:: PROVIDED MATERIAL
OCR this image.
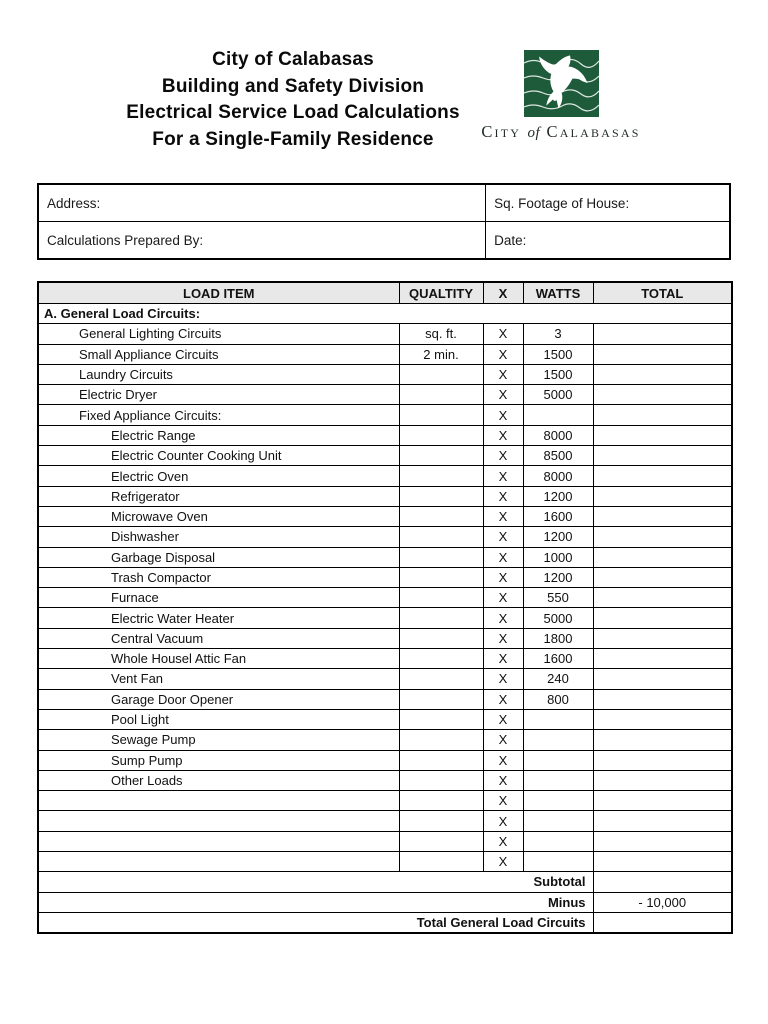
City of Calabasas
Building and Safety Division
Electrical Service Load Calculations
For a Single-Family Residence	City of Calabasas
Address:	Sq. Footage of House:
Calculations Prepared By:	Date:
LOAD ITEM	QUALTITY	X	WATTS	TOTAL
A. General Load Circuits:				
General Lighting Circuits	sq. ft.	X	3	
Small Appliance Circuits	2 min.	X	1500	
Laundry Circuits		X	1500	
Electric Dryer		X	5000	
Fixed Appliance Circuits:		X		
Electric Range		X	8000	
Electric Counter Cooking Unit		X	8500	
Electric Oven		X	8000	
Refrigerator		X	1200	
Microwave Oven		X	1600	
Dishwasher		X	1200	
Garbage Disposal		X	1000	
Trash Compactor		X	1200	
Furnace		X	550	
Electric Water Heater		X	5000	
Central Vacuum		X	1800	
Whole Housel Attic Fan		X	1600	
Vent Fan		X	240	
Garage Door Opener		X	800	
Pool Light		X		
Sewage Pump		X		
Sump Pump		X		
Other Loads		X		
		X		
		X		
		X		
		X		
Subtotal				
Minus				- 10,000
Total General Load Circuits				
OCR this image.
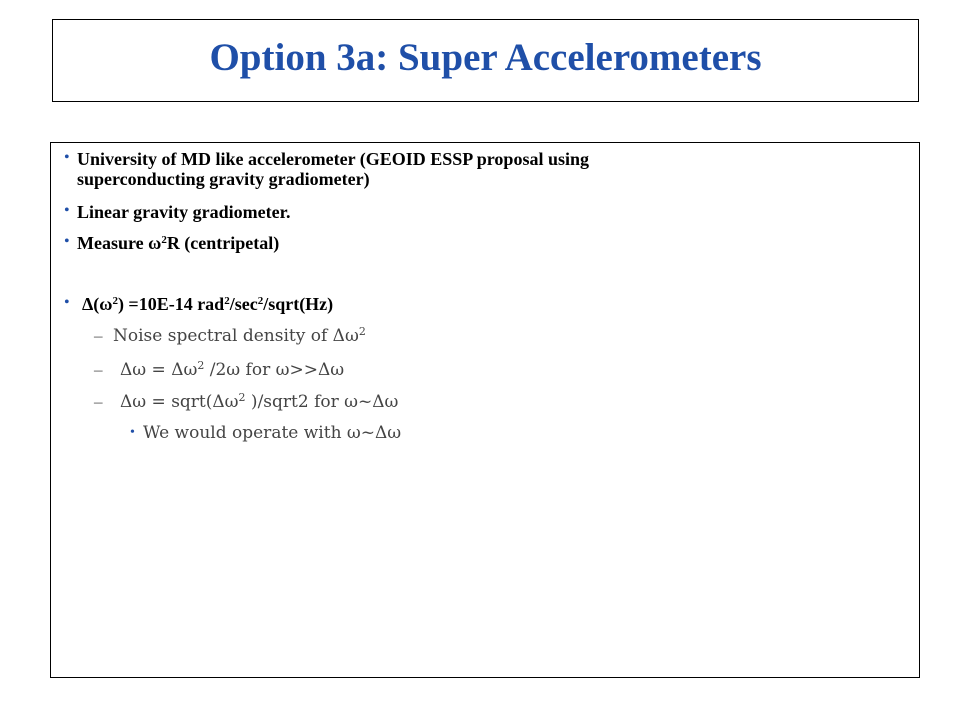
Option 3a: Super Accelerometers
• University of MD like accelerometer (GEOID ESSP proposal using
superconducting gravity gradiometer)
• Linear gravity gradiometer.
• Measure $\omega^2R$ (centripetal)
• $\Delta(\omega^2) =10E-14$ $rad^2/\sec^2/sqrt(Hz)$
– Noise spectral density of $\Delta\omega^2$
– $\Delta\omega = \Delta\omega^2$ /2ω for ω>>Δω
– $\Delta\omega = sqrt(\Delta\omega^2$ )/sqrt2 for ω~Δω
• We would operate with ω~Δω
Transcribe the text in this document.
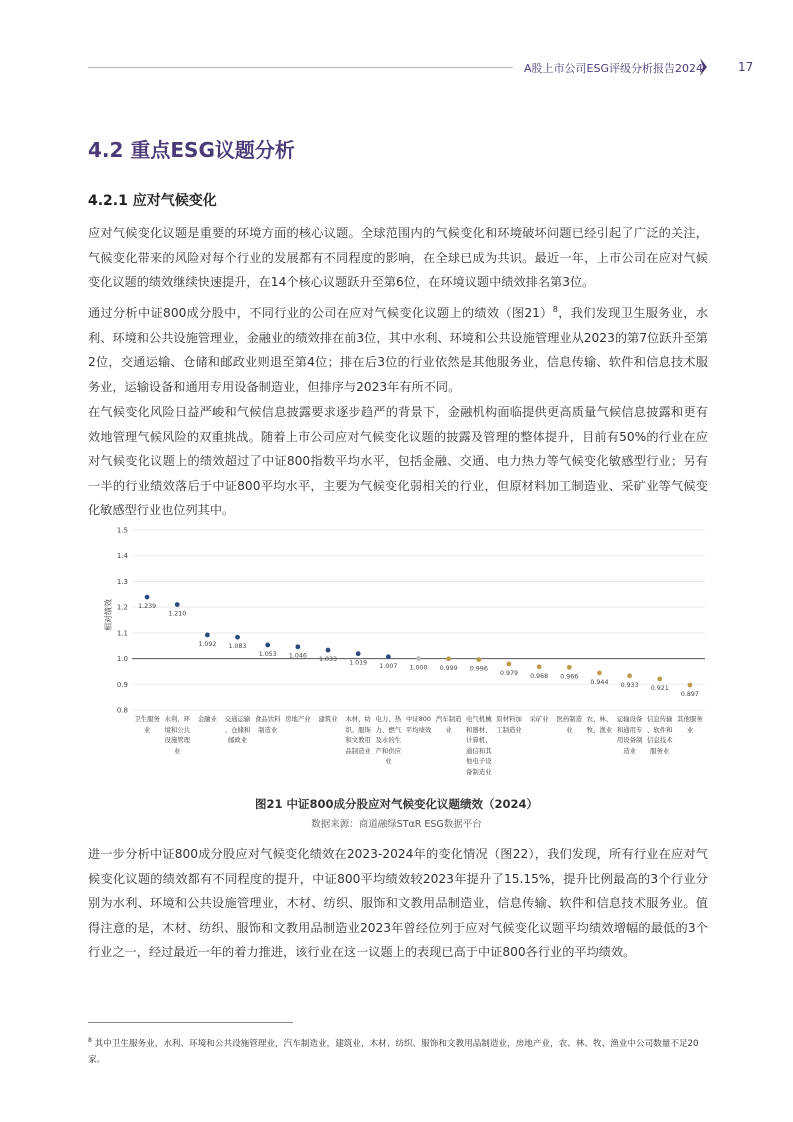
A股上市公司ESG评级分析报告2024	17
4.2 重点ESG议题分析
4.2.1 应对气候变化

应对气候变化议题是重要的环境方面的核心议题。全球范围内的气候变化和环境破坏问题已经引起了广泛的关注，气候变化带来的风险对每个行业的发展都有不同程度的影响，在全球已成为共识。最近一年，上市公司在应对气候变化议题的绩效继续快速提升，在14个核心议题跃升至第6位，在环境议题中绩效排名第3位。

通过分析中证800成分股中，不同行业的公司在应对气候变化议题上的绩效（图21）$^8$，我们发现卫生服务业，水利、环境和公共设施管理业，金融业的绩效排在前3位，其中水利、环境和公共设施管理业从2023的第7位跃升至第2位，交通运输、仓储和邮政业则退至第4位；排在后3位的行业依然是其他服务业，信息传输、软件和信息技术服务业，运输设备和通用专用设备制造业，但排序与2023年有所不同。

在气候变化风险日益严峻和气候信息披露要求逐步趋严的背景下，金融机构面临提供更高质量气候信息披露和更有效地管理气候风险的双重挑战。随着上市公司应对气候变化议题的披露及管理的整体提升，目前有50%的行业在应对气候变化议题上的绩效超过了中证800指数平均水平，包括金融、交通、电力热力等气候变化敏感型行业；另有一半的行业绩效落后于中证800平均水平，主要为气候变化弱相关的行业，但原材料加工制造业、采矿业等气候变化敏感型行业也位列其中。

0.8
0.9
1.0
1.1
1.2
1.3
1.4
1.5
相对绩效	1.239
1.210
1.092 1.083
1.053 1.046 1.033
1.019 1.007 1.000 0.999 0.996
0.979 0.968 0.966
0.944 0.933 0.921
0.897
卫生服务
业
水利、环
境和公共
设施管理
业
金融业	交通运输
、仓储和
邮政业
食品饮料
制造业
房地产业	建筑业	木材、纺
织、服饰
和文教用
品制造业
电力、热
力、燃气
及水的生
产和供应
业
中证800
平均绩效
汽车制造
业
电气机械
和器材、
计算机、
通信和其
他电子设
备制造业
原材料加
工制造业
采矿业	医药制造
业
农、林、
牧、渔业
运输设备
和通用专
用设备制
造业
信息传输
、软件和
信息技术
服务业
其他服务
业
图21 中证800成分股应对气候变化议题绩效（2024）
数据来源：商道融绿STαR ESG数据平台

进一步分析中证800成分股应对气候变化绩效在2023-2024年的变化情况（图22），我们发现，所有行业在应对气候变化议题的绩效都有不同程度的提升，中证800平均绩效较2023年提升了15.15%，提升比例最高的3个行业分别为水利、环境和公共设施管理业，木材、纺织、服饰和文教用品制造业，信息传输、软件和信息技术服务业。值得注意的是，木材、纺织、服饰和文教用品制造业2023年曾经位列于应对气候变化议题平均绩效增幅的最低的3个行业之一，经过最近一年的着力推进，该行业在这一议题上的表现已高于中证800各行业的平均绩效。

$^8$ 其中卫生服务业，水利、环境和公共设施管理业，汽车制造业，建筑业，木材、纺织、服饰和文教用品制造业，房地产业，农、林、牧、渔业中公司数量不足20家。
::::
• [WORK TO COMPLETE]
Every line of the data above should be quoted exactly. Omit the pictures.

• [SOLUTION]
OCR this image.
City of Calabasas
Building and Safety Division
Electrical Service Load Calculations
For a Single-Family Residence	City of Calabasas
Address:	Sq. Footage of House:
Calculations Prepared By:	Date:
LOAD ITEM	QUALTITY	X	WATTS	TOTAL
A. General Load Circuits:				
General Lighting Circuits	sq. ft.	X	3	
Small Appliance Circuits	2 min.	X	1500	
Laundry Circuits		X	1500	
Electric Dryer		X	5000	
Fixed Appliance Circuits:		X		
Electric Range		X	8000	
Electric Counter Cooking Unit		X	8500	
Electric Oven		X	8000	
Refrigerator		X	1200	
Microwave Oven		X	1600	
Dishwasher		X	1200	
Garbage Disposal		X	1000	
Trash Compactor		X	1200	
Furnace		X	550	
Electric Water Heater		X	5000	
Central Vacuum		X	1800	
Whole Housel Attic Fan		X	1600	
Vent Fan		X	240	
Garage Door Opener		X	800	
Pool Light		X		
Sewage Pump		X		
Sump Pump		X		
Other Loads		X		
		X		
		X		
		X		
		X		
Subtotal				
Minus				- 10,000
Total General Load Circuits				
OCR this image.
Option 3a: Super Accelerometers
• University of MD like accelerometer (GEOID ESSP proposal using
superconducting gravity gradiometer)
• Linear gravity gradiometer.
• Measure $\omega^2R$ (centripetal)
• $\Delta(\omega^2) =10E-14$ $rad^2/\sec^2/sqrt(Hz)$
– Noise spectral density of $\Delta\omega^2$
– $\Delta\omega = \Delta\omega^2$ /2ω for ω>>Δω
– $\Delta\omega = sqrt(\Delta\omega^2$ )/sqrt2 for ω~Δω
• We would operate with ω~Δω
Transcribe the text in this document.
A股上市公司ESG评级分析报告2024	17
4.2 重点ESG议题分析
4.2.1 应对气候变化

应对气候变化议题是重要的环境方面的核心议题。全球范围内的气候变化和环境破坏问题已经引起了广泛的关注，气候变化带来的风险对每个行业的发展都有不同程度的影响，在全球已成为共识。最近一年，上市公司在应对气候变化议题的绩效继续快速提升，在14个核心议题跃升至第6位，在环境议题中绩效排名第3位。

通过分析中证800成分股中，不同行业的公司在应对气候变化议题上的绩效（图21）$^8$，我们发现卫生服务业，水利、环境和公共设施管理业，金融业的绩效排在前3位，其中水利、环境和公共设施管理业从2023的第7位跃升至第2位，交通运输、仓储和邮政业则退至第4位；排在后3位的行业依然是其他服务业，信息传输、软件和信息技术服务业，运输设备和通用专用设备制造业，但排序与2023年有所不同。

在气候变化风险日益严峻和气候信息披露要求逐步趋严的背景下，金融机构面临提供更高质量气候信息披露和更有效地管理气候风险的双重挑战。随着上市公司应对气候变化议题的披露及管理的整体提升，目前有50%的行业在应对气候变化议题上的绩效超过了中证800指数平均水平，包括金融、交通、电力热力等气候变化敏感型行业；另有一半的行业绩效落后于中证800平均水平，主要为气候变化弱相关的行业，但原材料加工制造业、采矿业等气候变化敏感型行业也位列其中。

0.8
0.9
1.0
1.1
1.2
1.3
1.4
1.5
相对绩效	1.239
1.210
1.092 1.083
1.053 1.046 1.033
1.019 1.007 1.000 0.999 0.996
0.979 0.968 0.966
0.944 0.933 0.921
0.897
卫生服务
业
水利、环
境和公共
设施管理
业
金融业	交通运输
、仓储和
邮政业
食品饮料
制造业
房地产业	建筑业	木材、纺
织、服饰
和文教用
品制造业
电力、热
力、燃气
及水的生
产和供应
业
中证800
平均绩效
汽车制造
业
电气机械
和器材、
计算机、
通信和其
他电子设
备制造业
原材料加
工制造业
采矿业	医药制造
业
农、林、
牧、渔业
运输设备
和通用专
用设备制
造业
信息传输
、软件和
信息技术
服务业
其他服务
业
图21 中证800成分股应对气候变化议题绩效（2024）
数据来源：商道融绿STαR ESG数据平台

进一步分析中证800成分股应对气候变化绩效在2023-2024年的变化情况（图22），我们发现，所有行业在应对气候变化议题的绩效都有不同程度的提升，中证800平均绩效较2023年提升了15.15%，提升比例最高的3个行业分别为水利、环境和公共设施管理业，木材、纺织、服饰和文教用品制造业，信息传输、软件和信息技术服务业。值得注意的是，木材、纺织、服饰和文教用品制造业2023年曾经位列于应对气候变化议题平均绩效增幅的最低的3个行业之一，经过最近一年的着力推进，该行业在这一议题上的表现已高于中证800各行业的平均绩效。

$^8$ 其中卫生服务业，水利、环境和公共设施管理业，汽车制造业，建筑业，木材、纺织、服饰和文教用品制造业，房地产业，农、林、牧、渔业中公司数量不足20家。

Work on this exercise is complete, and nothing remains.